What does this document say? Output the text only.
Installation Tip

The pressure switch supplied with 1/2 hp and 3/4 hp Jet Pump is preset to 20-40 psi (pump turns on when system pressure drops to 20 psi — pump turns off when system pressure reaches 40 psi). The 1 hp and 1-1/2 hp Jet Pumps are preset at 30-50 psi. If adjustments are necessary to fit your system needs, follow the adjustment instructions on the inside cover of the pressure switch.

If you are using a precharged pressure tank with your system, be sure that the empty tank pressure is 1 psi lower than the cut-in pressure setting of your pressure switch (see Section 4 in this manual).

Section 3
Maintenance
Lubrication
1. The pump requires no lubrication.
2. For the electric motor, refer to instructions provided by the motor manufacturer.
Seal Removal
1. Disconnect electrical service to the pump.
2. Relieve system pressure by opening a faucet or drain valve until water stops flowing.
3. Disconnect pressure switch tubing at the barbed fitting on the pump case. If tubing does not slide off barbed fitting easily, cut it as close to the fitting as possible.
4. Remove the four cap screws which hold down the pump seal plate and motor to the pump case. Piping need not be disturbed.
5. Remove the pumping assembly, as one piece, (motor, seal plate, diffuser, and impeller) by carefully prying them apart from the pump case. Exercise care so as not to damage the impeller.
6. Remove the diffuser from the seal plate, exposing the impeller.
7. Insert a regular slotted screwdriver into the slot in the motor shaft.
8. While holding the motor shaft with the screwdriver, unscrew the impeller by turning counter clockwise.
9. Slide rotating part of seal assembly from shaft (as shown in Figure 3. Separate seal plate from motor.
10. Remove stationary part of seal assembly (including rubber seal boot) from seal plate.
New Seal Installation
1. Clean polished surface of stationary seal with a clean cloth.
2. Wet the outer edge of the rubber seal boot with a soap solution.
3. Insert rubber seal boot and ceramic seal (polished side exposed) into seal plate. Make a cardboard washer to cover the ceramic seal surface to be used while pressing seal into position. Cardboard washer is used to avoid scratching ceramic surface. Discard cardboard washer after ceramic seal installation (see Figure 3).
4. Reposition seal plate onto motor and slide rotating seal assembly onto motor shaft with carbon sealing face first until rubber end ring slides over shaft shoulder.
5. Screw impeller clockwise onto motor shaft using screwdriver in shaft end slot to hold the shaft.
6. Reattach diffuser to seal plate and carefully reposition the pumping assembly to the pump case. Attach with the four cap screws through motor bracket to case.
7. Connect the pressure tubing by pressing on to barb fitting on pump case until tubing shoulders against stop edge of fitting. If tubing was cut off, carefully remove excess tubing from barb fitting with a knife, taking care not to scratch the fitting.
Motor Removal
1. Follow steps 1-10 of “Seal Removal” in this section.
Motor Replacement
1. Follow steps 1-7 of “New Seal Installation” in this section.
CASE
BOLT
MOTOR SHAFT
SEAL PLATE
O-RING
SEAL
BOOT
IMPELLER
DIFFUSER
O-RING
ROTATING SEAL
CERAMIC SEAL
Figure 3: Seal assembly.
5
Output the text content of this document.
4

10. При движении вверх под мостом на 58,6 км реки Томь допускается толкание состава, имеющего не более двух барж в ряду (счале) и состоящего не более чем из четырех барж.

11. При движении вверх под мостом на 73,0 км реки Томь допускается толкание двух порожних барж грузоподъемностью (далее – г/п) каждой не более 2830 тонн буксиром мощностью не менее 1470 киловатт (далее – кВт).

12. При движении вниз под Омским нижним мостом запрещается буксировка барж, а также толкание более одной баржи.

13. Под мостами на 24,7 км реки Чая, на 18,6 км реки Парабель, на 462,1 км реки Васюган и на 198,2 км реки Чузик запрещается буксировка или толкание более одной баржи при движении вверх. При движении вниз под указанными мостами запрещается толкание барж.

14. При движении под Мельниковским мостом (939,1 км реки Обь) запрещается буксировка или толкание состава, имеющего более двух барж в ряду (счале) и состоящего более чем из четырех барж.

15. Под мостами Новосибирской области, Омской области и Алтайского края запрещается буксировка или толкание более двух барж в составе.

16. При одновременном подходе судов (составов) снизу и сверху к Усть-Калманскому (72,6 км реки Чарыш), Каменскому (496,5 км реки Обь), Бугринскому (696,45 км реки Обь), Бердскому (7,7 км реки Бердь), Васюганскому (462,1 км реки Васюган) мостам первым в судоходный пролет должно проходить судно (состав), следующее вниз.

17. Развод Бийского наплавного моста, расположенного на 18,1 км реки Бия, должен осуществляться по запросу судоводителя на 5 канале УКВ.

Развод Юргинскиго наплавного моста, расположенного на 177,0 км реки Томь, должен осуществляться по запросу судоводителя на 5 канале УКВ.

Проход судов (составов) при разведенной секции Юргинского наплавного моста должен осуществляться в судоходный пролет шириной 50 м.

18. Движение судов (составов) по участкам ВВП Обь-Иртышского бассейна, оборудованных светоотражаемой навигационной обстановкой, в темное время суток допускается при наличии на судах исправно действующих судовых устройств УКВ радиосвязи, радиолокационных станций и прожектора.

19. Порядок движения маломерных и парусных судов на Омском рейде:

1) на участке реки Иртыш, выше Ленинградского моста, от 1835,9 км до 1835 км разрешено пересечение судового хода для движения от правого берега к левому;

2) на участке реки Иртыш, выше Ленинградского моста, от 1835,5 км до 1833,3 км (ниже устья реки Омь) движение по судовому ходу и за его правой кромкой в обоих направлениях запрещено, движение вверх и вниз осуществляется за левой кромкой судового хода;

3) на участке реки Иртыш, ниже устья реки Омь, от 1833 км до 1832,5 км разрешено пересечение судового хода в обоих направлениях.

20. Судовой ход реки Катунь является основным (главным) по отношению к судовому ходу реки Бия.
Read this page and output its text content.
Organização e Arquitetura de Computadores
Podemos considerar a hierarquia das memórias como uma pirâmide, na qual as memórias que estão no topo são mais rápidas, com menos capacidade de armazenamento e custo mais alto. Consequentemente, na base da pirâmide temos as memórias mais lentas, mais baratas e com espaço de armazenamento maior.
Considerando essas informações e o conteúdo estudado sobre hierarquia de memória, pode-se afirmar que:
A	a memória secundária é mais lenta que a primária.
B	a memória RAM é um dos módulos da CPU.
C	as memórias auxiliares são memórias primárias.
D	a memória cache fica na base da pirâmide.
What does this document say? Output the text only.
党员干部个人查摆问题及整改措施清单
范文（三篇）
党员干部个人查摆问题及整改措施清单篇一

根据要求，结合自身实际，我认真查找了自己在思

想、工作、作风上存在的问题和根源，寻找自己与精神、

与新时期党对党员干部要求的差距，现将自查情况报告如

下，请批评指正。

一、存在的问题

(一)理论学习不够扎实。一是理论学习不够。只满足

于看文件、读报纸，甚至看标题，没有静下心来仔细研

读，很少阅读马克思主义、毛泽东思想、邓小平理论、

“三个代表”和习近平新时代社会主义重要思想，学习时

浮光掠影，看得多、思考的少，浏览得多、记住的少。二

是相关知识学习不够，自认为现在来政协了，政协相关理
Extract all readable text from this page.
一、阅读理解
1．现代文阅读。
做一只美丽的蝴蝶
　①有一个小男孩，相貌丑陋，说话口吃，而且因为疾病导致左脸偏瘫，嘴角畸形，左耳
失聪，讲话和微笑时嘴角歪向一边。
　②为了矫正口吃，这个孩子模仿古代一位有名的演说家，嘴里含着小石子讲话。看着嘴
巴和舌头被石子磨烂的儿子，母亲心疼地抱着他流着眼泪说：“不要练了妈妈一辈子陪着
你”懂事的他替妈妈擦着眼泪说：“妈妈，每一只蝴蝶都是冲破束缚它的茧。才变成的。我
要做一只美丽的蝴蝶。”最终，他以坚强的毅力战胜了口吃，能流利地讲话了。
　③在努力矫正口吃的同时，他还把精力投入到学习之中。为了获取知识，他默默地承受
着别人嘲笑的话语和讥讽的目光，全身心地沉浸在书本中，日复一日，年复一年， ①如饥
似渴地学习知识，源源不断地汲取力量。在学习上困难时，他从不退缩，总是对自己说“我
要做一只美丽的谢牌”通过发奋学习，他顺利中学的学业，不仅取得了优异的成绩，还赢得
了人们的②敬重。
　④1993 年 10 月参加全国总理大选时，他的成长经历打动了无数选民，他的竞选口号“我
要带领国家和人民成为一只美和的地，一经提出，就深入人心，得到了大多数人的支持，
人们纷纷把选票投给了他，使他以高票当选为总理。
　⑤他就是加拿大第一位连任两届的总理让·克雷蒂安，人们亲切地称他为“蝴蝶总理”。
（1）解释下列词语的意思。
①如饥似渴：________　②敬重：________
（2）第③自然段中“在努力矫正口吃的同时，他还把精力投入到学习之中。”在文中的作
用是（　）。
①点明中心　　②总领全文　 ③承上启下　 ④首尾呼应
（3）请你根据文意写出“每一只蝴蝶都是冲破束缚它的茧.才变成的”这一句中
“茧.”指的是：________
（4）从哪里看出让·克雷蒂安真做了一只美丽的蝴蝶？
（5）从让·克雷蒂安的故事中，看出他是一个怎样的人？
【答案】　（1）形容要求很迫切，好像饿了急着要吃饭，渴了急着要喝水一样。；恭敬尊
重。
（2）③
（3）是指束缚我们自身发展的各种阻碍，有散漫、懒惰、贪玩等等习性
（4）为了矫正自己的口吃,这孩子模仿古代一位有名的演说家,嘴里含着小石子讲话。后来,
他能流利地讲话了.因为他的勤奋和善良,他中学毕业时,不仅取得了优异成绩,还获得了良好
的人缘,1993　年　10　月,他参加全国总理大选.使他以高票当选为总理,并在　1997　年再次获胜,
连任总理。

▸ WHAT YOU ARE ASKED TO DO
Say how many lines above hold the word "clockwise", giving only the count.

▸ RESULT BELOW
2